(Extracted data entries)
▶
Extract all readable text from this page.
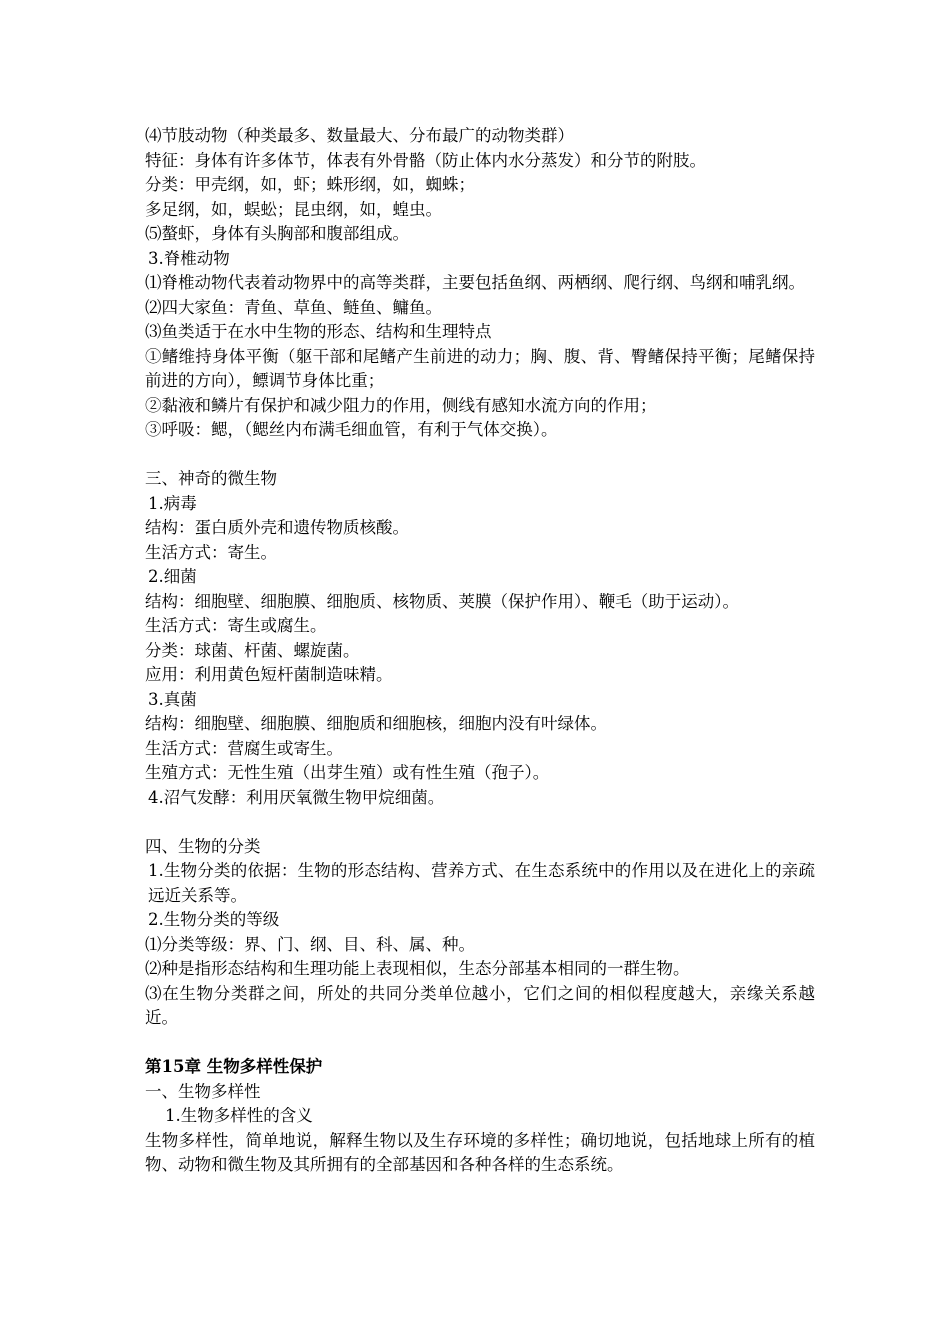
⑷节肢动物（种类最多、数量最大、分布最广的动物类群）
特征：身体有许多体节，体表有外骨骼（防止体内水分蒸发）和分节的附肢。
分类：甲壳纲，如，虾；蛛形纲，如，蜘蛛；
多足纲，如，蜈蚣；昆虫纲，如，蝗虫。
⑸螯虾，身体有头胸部和腹部组成。
3.脊椎动物
⑴脊椎动物代表着动物界中的高等类群，主要包括鱼纲、两栖纲、爬行纲、鸟纲和哺乳纲。
⑵四大家鱼：青鱼、草鱼、鲢鱼、鳙鱼。
⑶鱼类适于在水中生物的形态、结构和生理特点
①鳍维持身体平衡（躯干部和尾鳍产生前进的动力；胸、腹、背、臀鳍保持平衡；尾鳍保持前进的方向），鳔调节身体比重；
②黏液和鳞片有保护和减少阻力的作用，侧线有感知水流方向的作用；
③呼吸：鳃，（鳃丝内布满毛细血管，有利于气体交换）。
三、神奇的微生物
1.病毒
结构：蛋白质外壳和遗传物质核酸。
生活方式：寄生。
2.细菌
结构：细胞壁、细胞膜、细胞质、核物质、荚膜（保护作用）、鞭毛（助于运动）。
生活方式：寄生或腐生。
分类：球菌、杆菌、螺旋菌。
应用：利用黄色短杆菌制造味精。
3.真菌
结构：细胞壁、细胞膜、细胞质和细胞核，细胞内没有叶绿体。
生活方式：营腐生或寄生。
生殖方式：无性生殖（出芽生殖）或有性生殖（孢子）。
4.沼气发酵：利用厌氧微生物甲烷细菌。
四、生物的分类
1.生物分类的依据：生物的形态结构、营养方式、在生态系统中的作用以及在进化上的亲疏远近关系等。
2.生物分类的等级
⑴分类等级：界、门、纲、目、科、属、种。
⑵种是指形态结构和生理功能上表现相似，生态分部基本相同的一群生物。
⑶在生物分类群之间，所处的共同分类单位越小，它们之间的相似程度越大，亲缘关系越近。
第15章 生物多样性保护
一、生物多样性
1.生物多样性的含义
生物多样性，简单地说，解释生物以及生存环境的多样性；确切地说，包括地球上所有的植物、动物和微生物及其所拥有的全部基因和各种各样的生态系统。
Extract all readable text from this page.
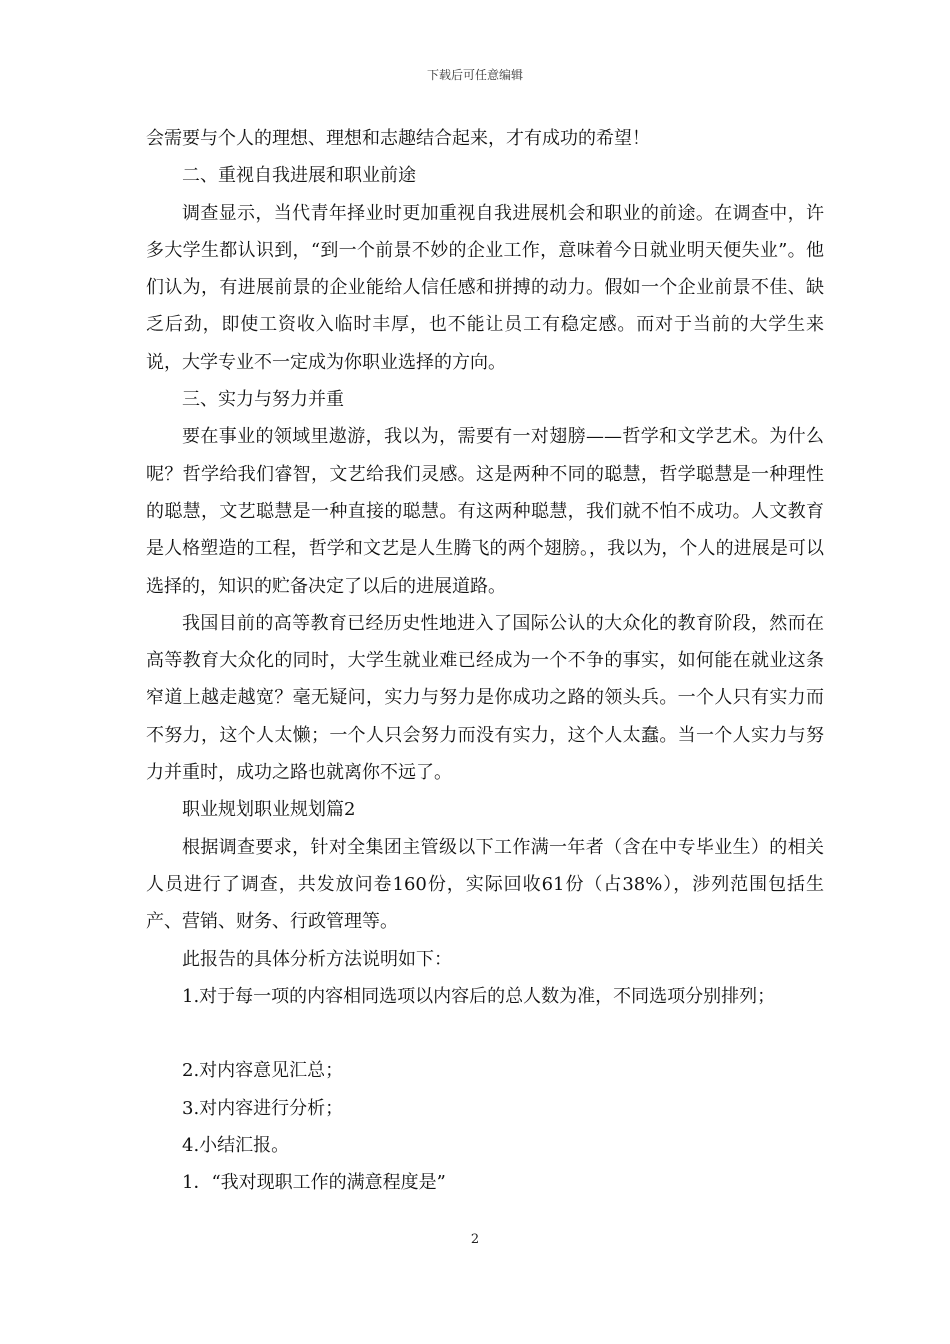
下载后可任意编辑

会需要与个人的理想、理想和志趣结合起来，才有成功的希望！

二、重视自我进展和职业前途

调查显示，当代青年择业时更加重视自我进展机会和职业的前途。在调查中，许多大学生都认识到，“到一个前景不妙的企业工作，意味着今日就业明天便失业”。他们认为，有进展前景的企业能给人信任感和拼搏的动力。假如一个企业前景不佳、缺乏后劲，即使工资收入临时丰厚，也不能让员工有稳定感。而对于当前的大学生来说，大学专业不一定成为你职业选择的方向。

三、实力与努力并重

要在事业的领域里遨游，我以为，需要有一对翅膀——哲学和文学艺术。为什么呢？哲学给我们睿智，文艺给我们灵感。这是两种不同的聪慧，哲学聪慧是一种理性的聪慧，文艺聪慧是一种直接的聪慧。有这两种聪慧，我们就不怕不成功。人文教育是人格塑造的工程，哲学和文艺是人生腾飞的两个翅膀。，我以为，个人的进展是可以选择的，知识的贮备决定了以后的进展道路。

我国目前的高等教育已经历史性地进入了国际公认的大众化的教育阶段，然而在高等教育大众化的同时，大学生就业难已经成为一个不争的事实，如何能在就业这条窄道上越走越宽？毫无疑问，实力与努力是你成功之路的领头兵。一个人只有实力而不努力，这个人太懒；一个人只会努力而没有实力，这个人太蠢。当一个人实力与努力并重时，成功之路也就离你不远了。

职业规划职业规划篇2

根据调查要求，针对全集团主管级以下工作满一年者（含在中专毕业生）的相关人员进行了调查，共发放问卷160份，实际回收61份（占38%），涉列范围包括生产、营销、财务、行政管理等。

此报告的具体分析方法说明如下：

1.对于每一项的内容相同选项以内容后的总人数为准，不同选项分别排列；

2.对内容意见汇总；

3.对内容进行分析；

4.小结汇报。

1．“我对现职工作的满意程度是”

2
◀
Please write out all of the material above without changing a word, and omit any pictures.

▶ _TASK ANSWER_:
Extract all readable text from this page.
⑷节肢动物（种类最多、数量最大、分布最广的动物类群）
特征：身体有许多体节，体表有外骨骼（防止体内水分蒸发）和分节的附肢。
分类：甲壳纲，如，虾；蛛形纲，如，蜘蛛；
多足纲，如，蜈蚣；昆虫纲，如，蝗虫。
⑸螯虾，身体有头胸部和腹部组成。
3.脊椎动物
⑴脊椎动物代表着动物界中的高等类群，主要包括鱼纲、两栖纲、爬行纲、鸟纲和哺乳纲。
⑵四大家鱼：青鱼、草鱼、鲢鱼、鳙鱼。
⑶鱼类适于在水中生物的形态、结构和生理特点
①鳍维持身体平衡（躯干部和尾鳍产生前进的动力；胸、腹、背、臀鳍保持平衡；尾鳍保持前进的方向），鳔调节身体比重；
②黏液和鳞片有保护和减少阻力的作用，侧线有感知水流方向的作用；
③呼吸：鳃，（鳃丝内布满毛细血管，有利于气体交换）。
三、神奇的微生物
1.病毒
结构：蛋白质外壳和遗传物质核酸。
生活方式：寄生。
2.细菌
结构：细胞壁、细胞膜、细胞质、核物质、荚膜（保护作用）、鞭毛（助于运动）。
生活方式：寄生或腐生。
分类：球菌、杆菌、螺旋菌。
应用：利用黄色短杆菌制造味精。
3.真菌
结构：细胞壁、细胞膜、细胞质和细胞核，细胞内没有叶绿体。
生活方式：营腐生或寄生。
生殖方式：无性生殖（出芽生殖）或有性生殖（孢子）。
4.沼气发酵：利用厌氧微生物甲烷细菌。
四、生物的分类
1.生物分类的依据：生物的形态结构、营养方式、在生态系统中的作用以及在进化上的亲疏远近关系等。
2.生物分类的等级
⑴分类等级：界、门、纲、目、科、属、种。
⑵种是指形态结构和生理功能上表现相似，生态分部基本相同的一群生物。
⑶在生物分类群之间，所处的共同分类单位越小，它们之间的相似程度越大，亲缘关系越近。
第15章 生物多样性保护
一、生物多样性
1.生物多样性的含义
生物多样性，简单地说，解释生物以及生存环境的多样性；确切地说，包括地球上所有的植物、动物和微生物及其所拥有的全部基因和各种各样的生态系统。
Extract all readable text from this page.
下载后可任意编辑

会需要与个人的理想、理想和志趣结合起来，才有成功的希望！

二、重视自我进展和职业前途

调查显示，当代青年择业时更加重视自我进展机会和职业的前途。在调查中，许多大学生都认识到，“到一个前景不妙的企业工作，意味着今日就业明天便失业”。他们认为，有进展前景的企业能给人信任感和拼搏的动力。假如一个企业前景不佳、缺乏后劲，即使工资收入临时丰厚，也不能让员工有稳定感。而对于当前的大学生来说，大学专业不一定成为你职业选择的方向。

三、实力与努力并重

要在事业的领域里遨游，我以为，需要有一对翅膀——哲学和文学艺术。为什么呢？哲学给我们睿智，文艺给我们灵感。这是两种不同的聪慧，哲学聪慧是一种理性的聪慧，文艺聪慧是一种直接的聪慧。有这两种聪慧，我们就不怕不成功。人文教育是人格塑造的工程，哲学和文艺是人生腾飞的两个翅膀。，我以为，个人的进展是可以选择的，知识的贮备决定了以后的进展道路。

我国目前的高等教育已经历史性地进入了国际公认的大众化的教育阶段，然而在高等教育大众化的同时，大学生就业难已经成为一个不争的事实，如何能在就业这条窄道上越走越宽？毫无疑问，实力与努力是你成功之路的领头兵。一个人只有实力而不努力，这个人太懒；一个人只会努力而没有实力，这个人太蠢。当一个人实力与努力并重时，成功之路也就离你不远了。

职业规划职业规划篇2

根据调查要求，针对全集团主管级以下工作满一年者（含在中专毕业生）的相关人员进行了调查，共发放问卷160份，实际回收61份（占38%），涉列范围包括生产、营销、财务、行政管理等。

此报告的具体分析方法说明如下：

1.对于每一项的内容相同选项以内容后的总人数为准，不同选项分别排列；

2.对内容意见汇总；

3.对内容进行分析；

4.小结汇报。

1．“我对现职工作的满意程度是”

2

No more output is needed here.